— begin RECORD LIST —
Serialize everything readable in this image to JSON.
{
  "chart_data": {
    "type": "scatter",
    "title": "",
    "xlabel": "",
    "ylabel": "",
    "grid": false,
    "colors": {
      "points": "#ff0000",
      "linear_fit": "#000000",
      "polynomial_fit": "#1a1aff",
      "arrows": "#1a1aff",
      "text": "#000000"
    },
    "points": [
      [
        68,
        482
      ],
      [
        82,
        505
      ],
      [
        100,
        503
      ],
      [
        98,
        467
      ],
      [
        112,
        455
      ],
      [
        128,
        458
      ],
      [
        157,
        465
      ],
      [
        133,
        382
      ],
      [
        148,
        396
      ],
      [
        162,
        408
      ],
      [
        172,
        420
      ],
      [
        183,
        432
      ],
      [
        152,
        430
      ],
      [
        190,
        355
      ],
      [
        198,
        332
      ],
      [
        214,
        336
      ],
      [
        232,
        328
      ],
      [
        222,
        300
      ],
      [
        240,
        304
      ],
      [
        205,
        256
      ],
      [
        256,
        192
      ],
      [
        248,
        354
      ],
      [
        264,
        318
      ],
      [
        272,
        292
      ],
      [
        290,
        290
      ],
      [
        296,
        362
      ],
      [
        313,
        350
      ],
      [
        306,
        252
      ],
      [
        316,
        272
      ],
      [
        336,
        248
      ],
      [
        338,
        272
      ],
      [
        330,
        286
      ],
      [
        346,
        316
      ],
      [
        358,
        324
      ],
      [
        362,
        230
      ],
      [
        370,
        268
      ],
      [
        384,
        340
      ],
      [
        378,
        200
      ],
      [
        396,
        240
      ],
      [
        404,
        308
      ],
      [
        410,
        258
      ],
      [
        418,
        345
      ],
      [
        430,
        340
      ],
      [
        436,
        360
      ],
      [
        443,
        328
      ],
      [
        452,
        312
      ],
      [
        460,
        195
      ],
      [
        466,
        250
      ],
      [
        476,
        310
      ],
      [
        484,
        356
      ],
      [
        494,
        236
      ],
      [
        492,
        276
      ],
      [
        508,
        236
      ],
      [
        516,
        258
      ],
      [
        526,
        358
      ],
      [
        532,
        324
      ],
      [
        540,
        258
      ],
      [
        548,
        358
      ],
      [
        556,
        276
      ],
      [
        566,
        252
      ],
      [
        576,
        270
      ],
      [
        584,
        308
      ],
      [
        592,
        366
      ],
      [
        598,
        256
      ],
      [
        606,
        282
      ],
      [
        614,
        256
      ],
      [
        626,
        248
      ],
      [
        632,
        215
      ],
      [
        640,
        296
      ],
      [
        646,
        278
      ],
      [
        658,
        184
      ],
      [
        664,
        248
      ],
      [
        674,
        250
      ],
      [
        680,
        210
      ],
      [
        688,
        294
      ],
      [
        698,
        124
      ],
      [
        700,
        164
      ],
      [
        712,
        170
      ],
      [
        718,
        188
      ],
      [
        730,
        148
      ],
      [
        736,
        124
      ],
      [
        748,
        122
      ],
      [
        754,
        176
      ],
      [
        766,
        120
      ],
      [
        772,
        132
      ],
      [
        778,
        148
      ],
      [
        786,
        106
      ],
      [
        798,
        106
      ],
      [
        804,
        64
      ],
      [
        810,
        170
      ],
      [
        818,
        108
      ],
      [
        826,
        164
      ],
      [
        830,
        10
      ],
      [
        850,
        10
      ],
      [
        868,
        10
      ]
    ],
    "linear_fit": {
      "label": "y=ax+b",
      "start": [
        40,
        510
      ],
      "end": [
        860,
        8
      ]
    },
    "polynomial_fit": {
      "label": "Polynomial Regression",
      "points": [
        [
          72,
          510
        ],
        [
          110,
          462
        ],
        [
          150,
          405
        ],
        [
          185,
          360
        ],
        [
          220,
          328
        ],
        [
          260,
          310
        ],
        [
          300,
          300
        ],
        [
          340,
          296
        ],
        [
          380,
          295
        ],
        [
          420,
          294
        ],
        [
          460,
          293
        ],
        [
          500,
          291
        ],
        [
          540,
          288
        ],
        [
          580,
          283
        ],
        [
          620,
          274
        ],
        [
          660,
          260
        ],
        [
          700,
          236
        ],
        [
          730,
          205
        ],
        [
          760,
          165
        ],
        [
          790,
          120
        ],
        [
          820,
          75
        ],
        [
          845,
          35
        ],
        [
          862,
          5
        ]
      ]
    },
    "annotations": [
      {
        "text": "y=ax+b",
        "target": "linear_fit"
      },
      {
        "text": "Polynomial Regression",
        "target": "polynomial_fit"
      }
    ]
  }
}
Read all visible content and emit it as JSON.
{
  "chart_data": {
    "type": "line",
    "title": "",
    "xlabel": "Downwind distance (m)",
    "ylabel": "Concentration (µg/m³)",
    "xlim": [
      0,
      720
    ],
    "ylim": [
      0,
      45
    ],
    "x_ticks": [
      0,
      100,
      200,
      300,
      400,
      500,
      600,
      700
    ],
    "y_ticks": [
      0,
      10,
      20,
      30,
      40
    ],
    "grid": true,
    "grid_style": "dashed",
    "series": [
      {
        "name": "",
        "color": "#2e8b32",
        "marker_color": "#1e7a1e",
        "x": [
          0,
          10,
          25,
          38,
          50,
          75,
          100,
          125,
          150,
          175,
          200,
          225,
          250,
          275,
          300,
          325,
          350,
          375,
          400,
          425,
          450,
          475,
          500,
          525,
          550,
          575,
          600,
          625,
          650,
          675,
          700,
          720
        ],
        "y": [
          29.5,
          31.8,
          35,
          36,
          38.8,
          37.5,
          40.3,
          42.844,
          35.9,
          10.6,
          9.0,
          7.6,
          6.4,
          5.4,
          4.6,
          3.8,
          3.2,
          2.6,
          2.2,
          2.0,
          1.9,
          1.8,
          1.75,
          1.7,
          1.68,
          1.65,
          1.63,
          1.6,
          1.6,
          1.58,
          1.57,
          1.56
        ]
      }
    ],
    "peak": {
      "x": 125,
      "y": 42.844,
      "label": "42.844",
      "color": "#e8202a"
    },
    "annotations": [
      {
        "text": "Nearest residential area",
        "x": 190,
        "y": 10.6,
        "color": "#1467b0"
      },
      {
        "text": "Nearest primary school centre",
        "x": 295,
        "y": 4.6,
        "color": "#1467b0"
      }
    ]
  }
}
— end RECORD LIST —
• _STATED EXERCISE_
Copy out each line exactly as written.

• _CORRECT RESULT_
Serialize everything readable in this image to JSON.
{
  "chart_data": {
    "type": "scatter",
    "title": "",
    "xlabel": "",
    "ylabel": "",
    "grid": false,
    "colors": {
      "points": "#ff0000",
      "linear_fit": "#000000",
      "polynomial_fit": "#1a1aff",
      "arrows": "#1a1aff",
      "text": "#000000"
    },
    "points": [
      [
        68,
        482
      ],
      [
        82,
        505
      ],
      [
        100,
        503
      ],
      [
        98,
        467
      ],
      [
        112,
        455
      ],
      [
        128,
        458
      ],
      [
        157,
        465
      ],
      [
        133,
        382
      ],
      [
        148,
        396
      ],
      [
        162,
        408
      ],
      [
        172,
        420
      ],
      [
        183,
        432
      ],
      [
        152,
        430
      ],
      [
        190,
        355
      ],
      [
        198,
        332
      ],
      [
        214,
        336
      ],
      [
        232,
        328
      ],
      [
        222,
        300
      ],
      [
        240,
        304
      ],
      [
        205,
        256
      ],
      [
        256,
        192
      ],
      [
        248,
        354
      ],
      [
        264,
        318
      ],
      [
        272,
        292
      ],
      [
        290,
        290
      ],
      [
        296,
        362
      ],
      [
        313,
        350
      ],
      [
        306,
        252
      ],
      [
        316,
        272
      ],
      [
        336,
        248
      ],
      [
        338,
        272
      ],
      [
        330,
        286
      ],
      [
        346,
        316
      ],
      [
        358,
        324
      ],
      [
        362,
        230
      ],
      [
        370,
        268
      ],
      [
        384,
        340
      ],
      [
        378,
        200
      ],
      [
        396,
        240
      ],
      [
        404,
        308
      ],
      [
        410,
        258
      ],
      [
        418,
        345
      ],
      [
        430,
        340
      ],
      [
        436,
        360
      ],
      [
        443,
        328
      ],
      [
        452,
        312
      ],
      [
        460,
        195
      ],
      [
        466,
        250
      ],
      [
        476,
        310
      ],
      [
        484,
        356
      ],
      [
        494,
        236
      ],
      [
        492,
        276
      ],
      [
        508,
        236
      ],
      [
        516,
        258
      ],
      [
        526,
        358
      ],
      [
        532,
        324
      ],
      [
        540,
        258
      ],
      [
        548,
        358
      ],
      [
        556,
        276
      ],
      [
        566,
        252
      ],
      [
        576,
        270
      ],
      [
        584,
        308
      ],
      [
        592,
        366
      ],
      [
        598,
        256
      ],
      [
        606,
        282
      ],
      [
        614,
        256
      ],
      [
        626,
        248
      ],
      [
        632,
        215
      ],
      [
        640,
        296
      ],
      [
        646,
        278
      ],
      [
        658,
        184
      ],
      [
        664,
        248
      ],
      [
        674,
        250
      ],
      [
        680,
        210
      ],
      [
        688,
        294
      ],
      [
        698,
        124
      ],
      [
        700,
        164
      ],
      [
        712,
        170
      ],
      [
        718,
        188
      ],
      [
        730,
        148
      ],
      [
        736,
        124
      ],
      [
        748,
        122
      ],
      [
        754,
        176
      ],
      [
        766,
        120
      ],
      [
        772,
        132
      ],
      [
        778,
        148
      ],
      [
        786,
        106
      ],
      [
        798,
        106
      ],
      [
        804,
        64
      ],
      [
        810,
        170
      ],
      [
        818,
        108
      ],
      [
        826,
        164
      ],
      [
        830,
        10
      ],
      [
        850,
        10
      ],
      [
        868,
        10
      ]
    ],
    "linear_fit": {
      "label": "y=ax+b",
      "start": [
        40,
        510
      ],
      "end": [
        860,
        8
      ]
    },
    "polynomial_fit": {
      "label": "Polynomial Regression",
      "points": [
        [
          72,
          510
        ],
        [
          110,
          462
        ],
        [
          150,
          405
        ],
        [
          185,
          360
        ],
        [
          220,
          328
        ],
        [
          260,
          310
        ],
        [
          300,
          300
        ],
        [
          340,
          296
        ],
        [
          380,
          295
        ],
        [
          420,
          294
        ],
        [
          460,
          293
        ],
        [
          500,
          291
        ],
        [
          540,
          288
        ],
        [
          580,
          283
        ],
        [
          620,
          274
        ],
        [
          660,
          260
        ],
        [
          700,
          236
        ],
        [
          730,
          205
        ],
        [
          760,
          165
        ],
        [
          790,
          120
        ],
        [
          820,
          75
        ],
        [
          845,
          35
        ],
        [
          862,
          5
        ]
      ]
    },
    "annotations": [
      {
        "text": "y=ax+b",
        "target": "linear_fit"
      },
      {
        "text": "Polynomial Regression",
        "target": "polynomial_fit"
      }
    ]
  }
}
Read all visible content and emit it as JSON.
{
  "chart_data": {
    "type": "line",
    "title": "",
    "xlabel": "Downwind distance (m)",
    "ylabel": "Concentration (µg/m³)",
    "xlim": [
      0,
      720
    ],
    "ylim": [
      0,
      45
    ],
    "x_ticks": [
      0,
      100,
      200,
      300,
      400,
      500,
      600,
      700
    ],
    "y_ticks": [
      0,
      10,
      20,
      30,
      40
    ],
    "grid": true,
    "grid_style": "dashed",
    "series": [
      {
        "name": "",
        "color": "#2e8b32",
        "marker_color": "#1e7a1e",
        "x": [
          0,
          10,
          25,
          38,
          50,
          75,
          100,
          125,
          150,
          175,
          200,
          225,
          250,
          275,
          300,
          325,
          350,
          375,
          400,
          425,
          450,
          475,
          500,
          525,
          550,
          575,
          600,
          625,
          650,
          675,
          700,
          720
        ],
        "y": [
          29.5,
          31.8,
          35,
          36,
          38.8,
          37.5,
          40.3,
          42.844,
          35.9,
          10.6,
          9.0,
          7.6,
          6.4,
          5.4,
          4.6,
          3.8,
          3.2,
          2.6,
          2.2,
          2.0,
          1.9,
          1.8,
          1.75,
          1.7,
          1.68,
          1.65,
          1.63,
          1.6,
          1.6,
          1.58,
          1.57,
          1.56
        ]
      }
    ],
    "peak": {
      "x": 125,
      "y": 42.844,
      "label": "42.844",
      "color": "#e8202a"
    },
    "annotations": [
      {
        "text": "Nearest residential area",
        "x": 190,
        "y": 10.6,
        "color": "#1467b0"
      },
      {
        "text": "Nearest primary school centre",
        "x": 295,
        "y": 4.6,
        "color": "#1467b0"
      }
    ]
  }
}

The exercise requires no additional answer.